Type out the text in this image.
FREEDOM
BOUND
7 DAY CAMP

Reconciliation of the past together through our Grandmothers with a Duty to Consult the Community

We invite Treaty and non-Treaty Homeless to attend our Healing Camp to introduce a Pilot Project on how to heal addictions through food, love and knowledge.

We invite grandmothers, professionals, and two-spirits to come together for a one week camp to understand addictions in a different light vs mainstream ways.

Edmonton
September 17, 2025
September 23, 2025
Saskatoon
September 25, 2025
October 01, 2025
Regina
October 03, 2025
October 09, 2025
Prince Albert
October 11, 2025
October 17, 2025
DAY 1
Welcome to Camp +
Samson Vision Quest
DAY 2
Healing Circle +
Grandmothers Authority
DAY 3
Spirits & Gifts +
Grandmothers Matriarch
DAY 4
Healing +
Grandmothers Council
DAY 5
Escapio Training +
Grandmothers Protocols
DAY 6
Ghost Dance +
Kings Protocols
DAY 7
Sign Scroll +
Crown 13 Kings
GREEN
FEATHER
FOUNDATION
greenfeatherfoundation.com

---

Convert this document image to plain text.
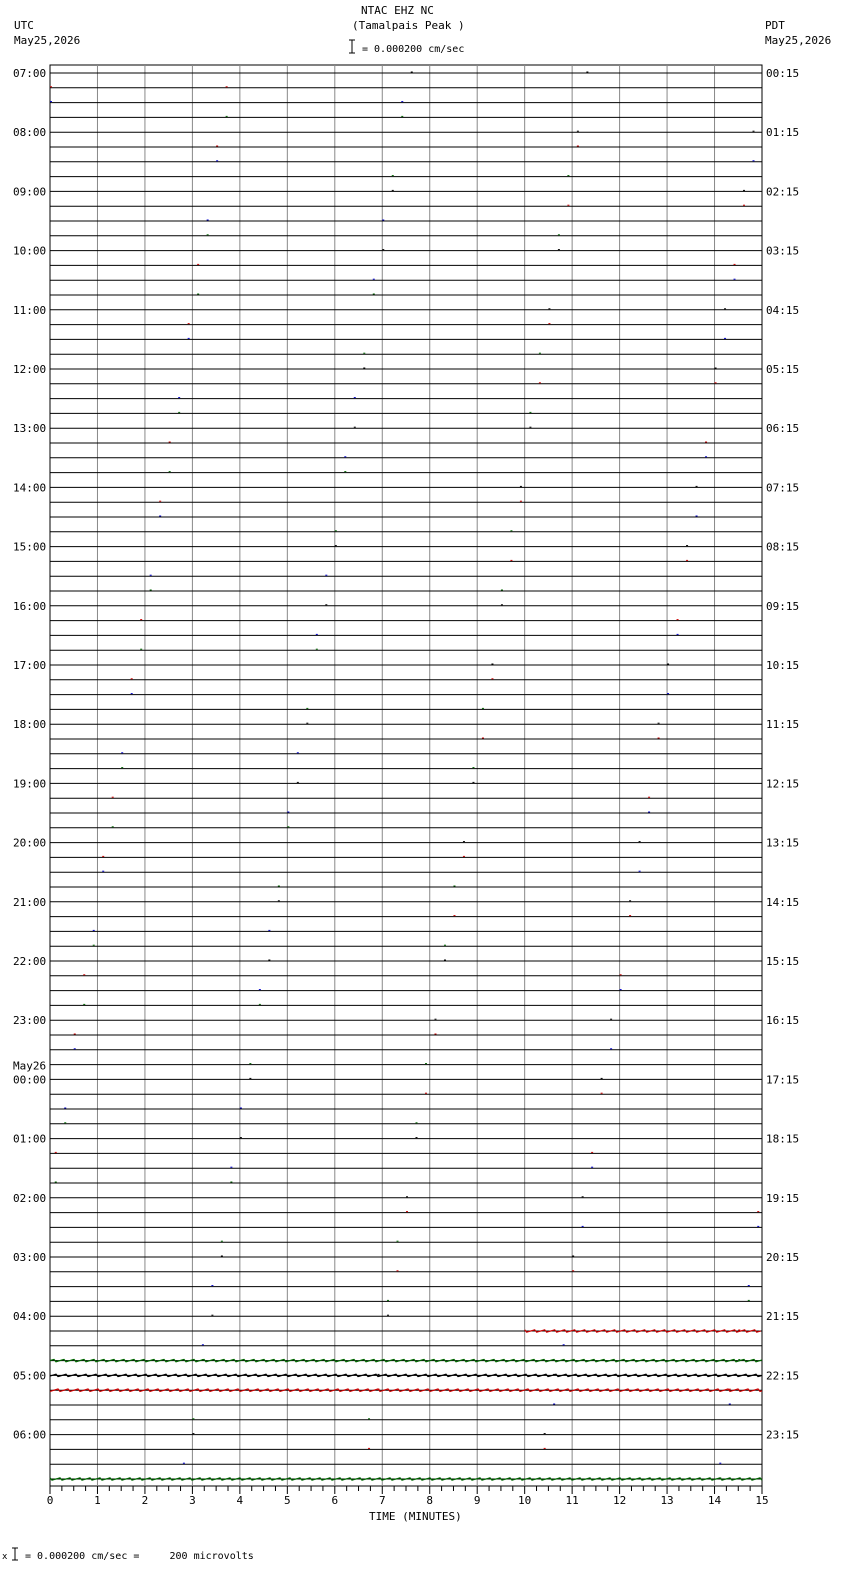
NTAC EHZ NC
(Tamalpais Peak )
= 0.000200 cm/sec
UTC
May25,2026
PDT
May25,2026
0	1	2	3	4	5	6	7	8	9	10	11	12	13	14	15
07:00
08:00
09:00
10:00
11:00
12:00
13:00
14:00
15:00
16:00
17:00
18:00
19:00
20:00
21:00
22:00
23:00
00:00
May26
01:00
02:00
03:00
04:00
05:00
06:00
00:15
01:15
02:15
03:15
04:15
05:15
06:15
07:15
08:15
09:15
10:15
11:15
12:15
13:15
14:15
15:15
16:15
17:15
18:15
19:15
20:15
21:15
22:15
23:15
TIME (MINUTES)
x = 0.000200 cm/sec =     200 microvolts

---

Task statement » Tally up the lines holding the string "Healing" in this listing, and report the total alone.

Answer » 3